● **SHORT EXERCISE**
Find each line with the string "オールラウンドコンセプト" and report it.

● **TASK INPUTS**
+++

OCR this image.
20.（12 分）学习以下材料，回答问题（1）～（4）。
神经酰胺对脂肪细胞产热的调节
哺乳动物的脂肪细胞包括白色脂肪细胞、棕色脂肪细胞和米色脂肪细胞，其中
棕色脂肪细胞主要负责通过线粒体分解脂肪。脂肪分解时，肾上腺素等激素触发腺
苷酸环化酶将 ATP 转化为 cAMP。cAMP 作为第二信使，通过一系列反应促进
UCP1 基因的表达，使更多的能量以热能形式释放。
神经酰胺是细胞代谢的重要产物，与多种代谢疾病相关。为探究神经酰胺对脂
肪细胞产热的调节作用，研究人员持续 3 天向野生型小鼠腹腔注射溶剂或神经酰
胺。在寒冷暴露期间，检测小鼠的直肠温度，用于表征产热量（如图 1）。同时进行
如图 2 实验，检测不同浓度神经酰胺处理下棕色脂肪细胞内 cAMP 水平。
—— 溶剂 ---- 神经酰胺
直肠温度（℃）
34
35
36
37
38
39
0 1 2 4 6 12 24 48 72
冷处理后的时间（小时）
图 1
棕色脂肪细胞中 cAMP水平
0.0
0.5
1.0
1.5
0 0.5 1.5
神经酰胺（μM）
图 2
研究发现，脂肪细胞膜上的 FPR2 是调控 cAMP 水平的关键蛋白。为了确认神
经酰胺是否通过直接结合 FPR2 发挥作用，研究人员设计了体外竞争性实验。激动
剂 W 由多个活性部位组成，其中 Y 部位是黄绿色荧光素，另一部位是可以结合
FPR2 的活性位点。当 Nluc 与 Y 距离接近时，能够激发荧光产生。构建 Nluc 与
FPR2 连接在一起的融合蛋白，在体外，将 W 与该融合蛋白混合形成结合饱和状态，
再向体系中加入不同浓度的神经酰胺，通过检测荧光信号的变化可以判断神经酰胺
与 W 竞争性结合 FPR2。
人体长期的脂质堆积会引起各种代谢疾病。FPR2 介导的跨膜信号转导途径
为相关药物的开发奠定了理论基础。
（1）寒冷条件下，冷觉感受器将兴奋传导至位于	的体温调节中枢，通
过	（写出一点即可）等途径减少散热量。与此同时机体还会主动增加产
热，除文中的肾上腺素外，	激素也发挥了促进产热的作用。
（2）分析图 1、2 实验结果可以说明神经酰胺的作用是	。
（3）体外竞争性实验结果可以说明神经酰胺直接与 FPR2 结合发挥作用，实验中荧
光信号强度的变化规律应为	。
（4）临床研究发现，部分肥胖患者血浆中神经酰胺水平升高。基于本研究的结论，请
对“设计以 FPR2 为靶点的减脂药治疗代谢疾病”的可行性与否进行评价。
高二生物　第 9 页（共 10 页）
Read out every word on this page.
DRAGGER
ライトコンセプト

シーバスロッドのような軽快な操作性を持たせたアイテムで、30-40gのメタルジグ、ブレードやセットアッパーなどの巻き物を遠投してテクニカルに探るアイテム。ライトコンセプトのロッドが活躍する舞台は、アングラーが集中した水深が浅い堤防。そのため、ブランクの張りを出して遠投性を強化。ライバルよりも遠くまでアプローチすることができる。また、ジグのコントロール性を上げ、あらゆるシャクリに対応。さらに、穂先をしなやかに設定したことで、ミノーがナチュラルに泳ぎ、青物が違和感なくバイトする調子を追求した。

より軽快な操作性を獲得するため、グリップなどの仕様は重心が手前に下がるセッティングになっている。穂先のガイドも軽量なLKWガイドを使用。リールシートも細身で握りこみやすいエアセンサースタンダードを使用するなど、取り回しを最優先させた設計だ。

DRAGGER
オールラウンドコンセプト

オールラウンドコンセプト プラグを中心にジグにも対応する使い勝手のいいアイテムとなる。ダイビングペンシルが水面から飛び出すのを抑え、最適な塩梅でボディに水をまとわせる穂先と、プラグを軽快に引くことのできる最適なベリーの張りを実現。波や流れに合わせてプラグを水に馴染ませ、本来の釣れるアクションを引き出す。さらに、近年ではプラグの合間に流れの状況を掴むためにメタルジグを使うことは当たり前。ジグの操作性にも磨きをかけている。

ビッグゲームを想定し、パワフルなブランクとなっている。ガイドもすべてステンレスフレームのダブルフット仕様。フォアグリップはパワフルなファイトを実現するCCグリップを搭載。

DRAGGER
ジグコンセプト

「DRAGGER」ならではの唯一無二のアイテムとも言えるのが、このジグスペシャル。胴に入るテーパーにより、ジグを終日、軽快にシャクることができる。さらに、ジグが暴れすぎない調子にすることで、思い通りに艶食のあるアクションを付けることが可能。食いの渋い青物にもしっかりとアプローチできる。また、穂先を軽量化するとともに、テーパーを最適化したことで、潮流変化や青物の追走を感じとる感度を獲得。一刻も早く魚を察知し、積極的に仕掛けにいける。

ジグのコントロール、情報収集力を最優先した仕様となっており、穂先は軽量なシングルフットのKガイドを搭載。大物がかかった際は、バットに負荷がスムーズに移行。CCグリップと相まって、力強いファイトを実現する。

+++

● **SOLUTION**
オールラウンドコンセプト
オールラウンドコンセプト プラグを中心にジグにも対応する使い勝手のいいアイテムとなる。ダイビングペンシルが水面から飛び出すのを抑え、最適な塩梅でボディに水をまとわせる穂先と、プラグを軽快に引くことのできる最適なベリーの張りを実現。波や流れに合わせてプラグを水に馴染ませ、本来の釣れるアクションを引き出す。さらに、近年ではプラグの合間に流れの状況を掴むためにメタルジグを使うことは当たり前。ジグの操作性にも磨きをかけている。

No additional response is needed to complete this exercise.